• _What you will do_
Copy the data precisely, keeping every character.

• _Entries shown_
++++++++++++++++++++
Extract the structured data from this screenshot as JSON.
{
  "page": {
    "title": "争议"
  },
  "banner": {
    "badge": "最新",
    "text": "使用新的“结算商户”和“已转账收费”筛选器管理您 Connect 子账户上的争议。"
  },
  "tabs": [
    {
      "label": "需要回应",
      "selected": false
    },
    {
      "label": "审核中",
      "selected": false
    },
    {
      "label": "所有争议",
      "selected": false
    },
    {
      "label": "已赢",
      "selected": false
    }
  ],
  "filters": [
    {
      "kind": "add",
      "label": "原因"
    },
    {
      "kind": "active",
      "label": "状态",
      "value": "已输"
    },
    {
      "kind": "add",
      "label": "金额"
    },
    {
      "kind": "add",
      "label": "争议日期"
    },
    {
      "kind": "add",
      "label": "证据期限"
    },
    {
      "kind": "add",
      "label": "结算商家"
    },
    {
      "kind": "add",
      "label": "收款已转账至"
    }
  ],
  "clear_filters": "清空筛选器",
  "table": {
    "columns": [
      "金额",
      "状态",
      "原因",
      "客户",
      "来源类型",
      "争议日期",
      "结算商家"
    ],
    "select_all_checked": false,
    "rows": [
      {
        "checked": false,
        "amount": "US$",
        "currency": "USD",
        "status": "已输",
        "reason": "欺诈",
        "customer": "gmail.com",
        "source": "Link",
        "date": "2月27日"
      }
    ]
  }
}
++++++++++++++++++++
• _Task response_
Extract the structured data from this screenshot as JSON.
{
  "page": {
    "title": "争议"
  },
  "banner": {
    "badge": "最新",
    "text": "使用新的“结算商户”和“已转账收费”筛选器管理您 Connect 子账户上的争议。"
  },
  "tabs": [
    {
      "label": "需要回应",
      "selected": false
    },
    {
      "label": "审核中",
      "selected": false
    },
    {
      "label": "所有争议",
      "selected": false
    },
    {
      "label": "已赢",
      "selected": false
    }
  ],
  "filters": [
    {
      "kind": "add",
      "label": "原因"
    },
    {
      "kind": "active",
      "label": "状态",
      "value": "已输"
    },
    {
      "kind": "add",
      "label": "金额"
    },
    {
      "kind": "add",
      "label": "争议日期"
    },
    {
      "kind": "add",
      "label": "证据期限"
    },
    {
      "kind": "add",
      "label": "结算商家"
    },
    {
      "kind": "add",
      "label": "收款已转账至"
    }
  ],
  "clear_filters": "清空筛选器",
  "table": {
    "columns": [
      "金额",
      "状态",
      "原因",
      "客户",
      "来源类型",
      "争议日期",
      "结算商家"
    ],
    "select_all_checked": false,
    "rows": [
      {
        "checked": false,
        "amount": "US$",
        "currency": "USD",
        "status": "已输",
        "reason": "欺诈",
        "customer": "gmail.com",
        "source": "Link",
        "date": "2月27日"
      }
    ]
  }
}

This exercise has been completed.